⟨
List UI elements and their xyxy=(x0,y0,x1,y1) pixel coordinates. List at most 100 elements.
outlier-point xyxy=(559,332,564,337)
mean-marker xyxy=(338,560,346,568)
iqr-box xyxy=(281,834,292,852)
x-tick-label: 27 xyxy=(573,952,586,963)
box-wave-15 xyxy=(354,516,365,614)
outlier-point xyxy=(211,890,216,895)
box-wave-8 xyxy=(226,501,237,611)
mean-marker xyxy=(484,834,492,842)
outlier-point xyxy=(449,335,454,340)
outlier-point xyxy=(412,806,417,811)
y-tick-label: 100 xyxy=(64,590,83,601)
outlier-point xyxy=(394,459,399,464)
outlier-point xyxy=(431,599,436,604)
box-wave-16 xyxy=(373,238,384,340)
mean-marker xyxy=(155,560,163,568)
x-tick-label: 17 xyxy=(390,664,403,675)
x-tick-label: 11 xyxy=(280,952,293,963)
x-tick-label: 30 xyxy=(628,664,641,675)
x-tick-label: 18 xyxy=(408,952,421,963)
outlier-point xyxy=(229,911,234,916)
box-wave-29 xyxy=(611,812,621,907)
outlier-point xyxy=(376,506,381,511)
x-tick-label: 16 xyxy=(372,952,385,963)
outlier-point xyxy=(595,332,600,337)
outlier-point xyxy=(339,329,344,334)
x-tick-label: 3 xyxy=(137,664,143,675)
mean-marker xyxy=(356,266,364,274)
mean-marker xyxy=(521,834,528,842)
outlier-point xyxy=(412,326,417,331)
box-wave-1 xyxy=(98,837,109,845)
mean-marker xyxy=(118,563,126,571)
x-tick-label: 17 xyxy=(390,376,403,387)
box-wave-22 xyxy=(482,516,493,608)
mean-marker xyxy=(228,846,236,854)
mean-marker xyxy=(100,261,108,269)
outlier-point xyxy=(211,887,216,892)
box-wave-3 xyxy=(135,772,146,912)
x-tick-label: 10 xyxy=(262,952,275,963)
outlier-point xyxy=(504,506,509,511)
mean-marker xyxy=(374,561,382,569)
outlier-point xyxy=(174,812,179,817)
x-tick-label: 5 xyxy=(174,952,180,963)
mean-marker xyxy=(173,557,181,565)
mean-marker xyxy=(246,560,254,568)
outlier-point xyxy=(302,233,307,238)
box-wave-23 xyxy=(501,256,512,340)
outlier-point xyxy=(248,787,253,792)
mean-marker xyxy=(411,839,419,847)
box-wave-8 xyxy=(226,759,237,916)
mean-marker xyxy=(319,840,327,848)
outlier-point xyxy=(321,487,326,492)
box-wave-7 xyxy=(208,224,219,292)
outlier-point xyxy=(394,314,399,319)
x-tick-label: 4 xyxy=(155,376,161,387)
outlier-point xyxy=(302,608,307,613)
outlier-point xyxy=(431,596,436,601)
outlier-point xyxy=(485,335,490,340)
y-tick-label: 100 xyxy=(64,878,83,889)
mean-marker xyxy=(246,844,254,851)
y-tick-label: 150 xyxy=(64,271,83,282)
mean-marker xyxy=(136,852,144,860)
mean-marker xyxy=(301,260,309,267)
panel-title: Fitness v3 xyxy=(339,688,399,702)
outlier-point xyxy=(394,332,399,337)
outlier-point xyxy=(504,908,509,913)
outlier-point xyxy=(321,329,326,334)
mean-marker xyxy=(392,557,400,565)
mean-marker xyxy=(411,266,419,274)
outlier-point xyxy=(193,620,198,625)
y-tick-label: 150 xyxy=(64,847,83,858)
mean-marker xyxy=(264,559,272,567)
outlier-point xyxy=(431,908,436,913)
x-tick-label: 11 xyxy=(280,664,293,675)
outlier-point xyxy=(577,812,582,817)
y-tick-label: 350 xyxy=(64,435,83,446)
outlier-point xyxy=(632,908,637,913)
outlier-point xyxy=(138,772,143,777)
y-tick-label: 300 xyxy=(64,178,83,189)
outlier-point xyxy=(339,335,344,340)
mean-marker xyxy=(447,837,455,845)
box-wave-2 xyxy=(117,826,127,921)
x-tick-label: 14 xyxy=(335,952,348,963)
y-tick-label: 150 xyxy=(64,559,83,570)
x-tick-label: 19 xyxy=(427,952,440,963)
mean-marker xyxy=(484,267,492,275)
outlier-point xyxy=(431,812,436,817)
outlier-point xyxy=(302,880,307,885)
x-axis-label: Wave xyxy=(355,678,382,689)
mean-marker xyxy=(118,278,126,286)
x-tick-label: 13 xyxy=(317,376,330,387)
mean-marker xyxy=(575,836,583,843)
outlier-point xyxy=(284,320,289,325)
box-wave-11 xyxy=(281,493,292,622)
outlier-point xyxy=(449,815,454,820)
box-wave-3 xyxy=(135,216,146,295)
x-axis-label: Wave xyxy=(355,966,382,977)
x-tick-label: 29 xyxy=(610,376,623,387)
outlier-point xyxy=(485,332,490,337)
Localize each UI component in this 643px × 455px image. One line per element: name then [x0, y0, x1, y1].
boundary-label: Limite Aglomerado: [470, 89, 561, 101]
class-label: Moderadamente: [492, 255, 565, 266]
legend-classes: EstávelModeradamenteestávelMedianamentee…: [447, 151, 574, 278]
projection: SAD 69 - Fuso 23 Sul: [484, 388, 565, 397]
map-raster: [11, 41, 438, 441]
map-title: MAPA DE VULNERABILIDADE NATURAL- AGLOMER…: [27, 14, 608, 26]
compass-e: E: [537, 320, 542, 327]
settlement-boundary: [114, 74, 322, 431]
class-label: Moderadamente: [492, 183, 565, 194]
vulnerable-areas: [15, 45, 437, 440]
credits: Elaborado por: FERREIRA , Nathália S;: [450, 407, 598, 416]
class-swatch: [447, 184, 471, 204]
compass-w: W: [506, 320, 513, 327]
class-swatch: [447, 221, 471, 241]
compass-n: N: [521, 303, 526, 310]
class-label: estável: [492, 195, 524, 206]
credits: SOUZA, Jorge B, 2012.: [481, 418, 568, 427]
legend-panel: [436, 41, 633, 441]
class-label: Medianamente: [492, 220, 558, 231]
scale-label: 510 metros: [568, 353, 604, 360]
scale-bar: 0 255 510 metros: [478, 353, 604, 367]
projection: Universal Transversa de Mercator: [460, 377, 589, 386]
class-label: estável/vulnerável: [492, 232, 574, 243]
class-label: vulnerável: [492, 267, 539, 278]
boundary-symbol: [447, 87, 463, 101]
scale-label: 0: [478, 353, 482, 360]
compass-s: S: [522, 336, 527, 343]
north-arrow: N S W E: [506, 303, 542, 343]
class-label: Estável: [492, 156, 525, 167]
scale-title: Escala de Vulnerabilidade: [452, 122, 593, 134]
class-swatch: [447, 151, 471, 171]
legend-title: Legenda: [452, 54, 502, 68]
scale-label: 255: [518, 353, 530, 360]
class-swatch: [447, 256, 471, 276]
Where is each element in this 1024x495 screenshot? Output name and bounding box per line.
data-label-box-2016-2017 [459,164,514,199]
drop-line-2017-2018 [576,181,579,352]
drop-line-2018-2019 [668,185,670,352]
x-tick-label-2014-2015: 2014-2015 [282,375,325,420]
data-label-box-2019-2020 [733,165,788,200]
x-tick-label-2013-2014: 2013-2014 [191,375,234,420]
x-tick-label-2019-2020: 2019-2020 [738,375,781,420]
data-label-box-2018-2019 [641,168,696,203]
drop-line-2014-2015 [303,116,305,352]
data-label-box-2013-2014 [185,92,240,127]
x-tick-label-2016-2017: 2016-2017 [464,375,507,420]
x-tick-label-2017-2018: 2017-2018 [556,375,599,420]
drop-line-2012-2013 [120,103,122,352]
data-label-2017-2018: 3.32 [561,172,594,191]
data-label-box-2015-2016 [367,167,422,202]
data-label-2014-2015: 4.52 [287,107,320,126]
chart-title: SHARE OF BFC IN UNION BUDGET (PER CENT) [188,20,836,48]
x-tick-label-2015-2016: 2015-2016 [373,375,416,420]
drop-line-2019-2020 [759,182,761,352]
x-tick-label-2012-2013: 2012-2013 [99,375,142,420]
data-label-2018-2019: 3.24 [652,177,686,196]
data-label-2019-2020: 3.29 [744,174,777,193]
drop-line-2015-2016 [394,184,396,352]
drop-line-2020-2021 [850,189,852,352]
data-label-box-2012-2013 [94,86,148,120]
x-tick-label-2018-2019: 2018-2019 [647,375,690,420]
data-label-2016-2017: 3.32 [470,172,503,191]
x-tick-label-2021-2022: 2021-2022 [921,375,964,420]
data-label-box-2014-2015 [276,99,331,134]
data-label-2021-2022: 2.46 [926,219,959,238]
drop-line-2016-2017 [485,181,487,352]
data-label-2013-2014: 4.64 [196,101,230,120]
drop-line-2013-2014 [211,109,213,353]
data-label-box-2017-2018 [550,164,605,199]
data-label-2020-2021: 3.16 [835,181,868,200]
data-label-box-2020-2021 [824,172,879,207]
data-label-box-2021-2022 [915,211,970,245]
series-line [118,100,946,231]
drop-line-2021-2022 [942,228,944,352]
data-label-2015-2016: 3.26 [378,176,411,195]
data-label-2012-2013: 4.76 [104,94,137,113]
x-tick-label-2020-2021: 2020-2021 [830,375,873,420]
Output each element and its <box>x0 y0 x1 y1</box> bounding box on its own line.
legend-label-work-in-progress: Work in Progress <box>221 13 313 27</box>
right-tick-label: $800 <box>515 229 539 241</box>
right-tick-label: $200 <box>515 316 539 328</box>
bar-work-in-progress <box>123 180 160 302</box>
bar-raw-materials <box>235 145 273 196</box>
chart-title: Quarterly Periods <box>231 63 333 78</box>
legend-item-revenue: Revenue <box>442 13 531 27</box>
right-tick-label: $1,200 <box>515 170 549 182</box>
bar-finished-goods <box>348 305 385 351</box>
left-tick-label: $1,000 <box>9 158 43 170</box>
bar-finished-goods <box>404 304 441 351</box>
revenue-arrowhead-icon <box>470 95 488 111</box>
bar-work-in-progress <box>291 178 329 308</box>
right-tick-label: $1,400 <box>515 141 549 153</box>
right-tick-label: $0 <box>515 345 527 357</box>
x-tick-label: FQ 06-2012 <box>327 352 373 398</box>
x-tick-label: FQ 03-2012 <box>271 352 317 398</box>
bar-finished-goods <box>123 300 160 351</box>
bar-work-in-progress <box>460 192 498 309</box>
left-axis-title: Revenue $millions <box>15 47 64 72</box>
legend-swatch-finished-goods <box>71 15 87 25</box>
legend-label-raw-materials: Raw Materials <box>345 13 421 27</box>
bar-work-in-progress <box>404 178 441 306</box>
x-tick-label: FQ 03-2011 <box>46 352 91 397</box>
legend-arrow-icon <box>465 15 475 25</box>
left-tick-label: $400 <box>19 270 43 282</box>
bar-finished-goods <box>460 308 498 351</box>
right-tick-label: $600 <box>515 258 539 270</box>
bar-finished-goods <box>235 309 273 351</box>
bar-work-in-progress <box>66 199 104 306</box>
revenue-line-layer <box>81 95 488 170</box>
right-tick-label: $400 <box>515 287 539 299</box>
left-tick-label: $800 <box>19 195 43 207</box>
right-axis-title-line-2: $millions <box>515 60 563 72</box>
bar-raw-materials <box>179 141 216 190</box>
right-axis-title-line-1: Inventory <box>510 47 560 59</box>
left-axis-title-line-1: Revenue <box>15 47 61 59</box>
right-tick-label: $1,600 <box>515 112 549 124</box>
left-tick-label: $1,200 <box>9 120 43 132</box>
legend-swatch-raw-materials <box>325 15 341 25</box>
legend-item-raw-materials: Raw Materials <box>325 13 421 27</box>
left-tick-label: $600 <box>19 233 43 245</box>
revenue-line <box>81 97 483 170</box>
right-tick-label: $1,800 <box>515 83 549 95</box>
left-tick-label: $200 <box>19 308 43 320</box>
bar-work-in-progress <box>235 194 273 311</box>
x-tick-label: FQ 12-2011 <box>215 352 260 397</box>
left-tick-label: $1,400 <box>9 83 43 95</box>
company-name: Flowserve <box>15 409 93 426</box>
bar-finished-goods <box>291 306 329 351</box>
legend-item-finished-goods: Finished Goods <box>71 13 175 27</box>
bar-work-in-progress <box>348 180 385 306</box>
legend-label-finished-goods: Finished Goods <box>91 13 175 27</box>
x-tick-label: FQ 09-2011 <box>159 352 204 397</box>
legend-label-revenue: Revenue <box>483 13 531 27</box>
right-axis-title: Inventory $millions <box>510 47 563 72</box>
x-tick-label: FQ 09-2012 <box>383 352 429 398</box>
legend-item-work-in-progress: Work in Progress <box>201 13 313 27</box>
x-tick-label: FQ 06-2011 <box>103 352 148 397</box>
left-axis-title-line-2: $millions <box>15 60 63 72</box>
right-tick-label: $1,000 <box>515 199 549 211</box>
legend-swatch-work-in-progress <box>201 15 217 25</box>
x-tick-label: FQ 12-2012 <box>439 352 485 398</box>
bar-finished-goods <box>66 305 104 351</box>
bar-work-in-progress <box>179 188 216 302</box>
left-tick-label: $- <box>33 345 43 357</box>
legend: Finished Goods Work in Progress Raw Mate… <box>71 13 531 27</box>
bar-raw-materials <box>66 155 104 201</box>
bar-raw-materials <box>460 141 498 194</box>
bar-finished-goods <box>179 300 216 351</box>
⟩
Please list every line of the records above that contains the word "Inventory". Case counts.

* [IN RESPONSE]
right-axis-title-line-1: Inventory <box>510 47 560 59</box>
right-axis-title: Inventory $millions <box>510 47 563 72</box>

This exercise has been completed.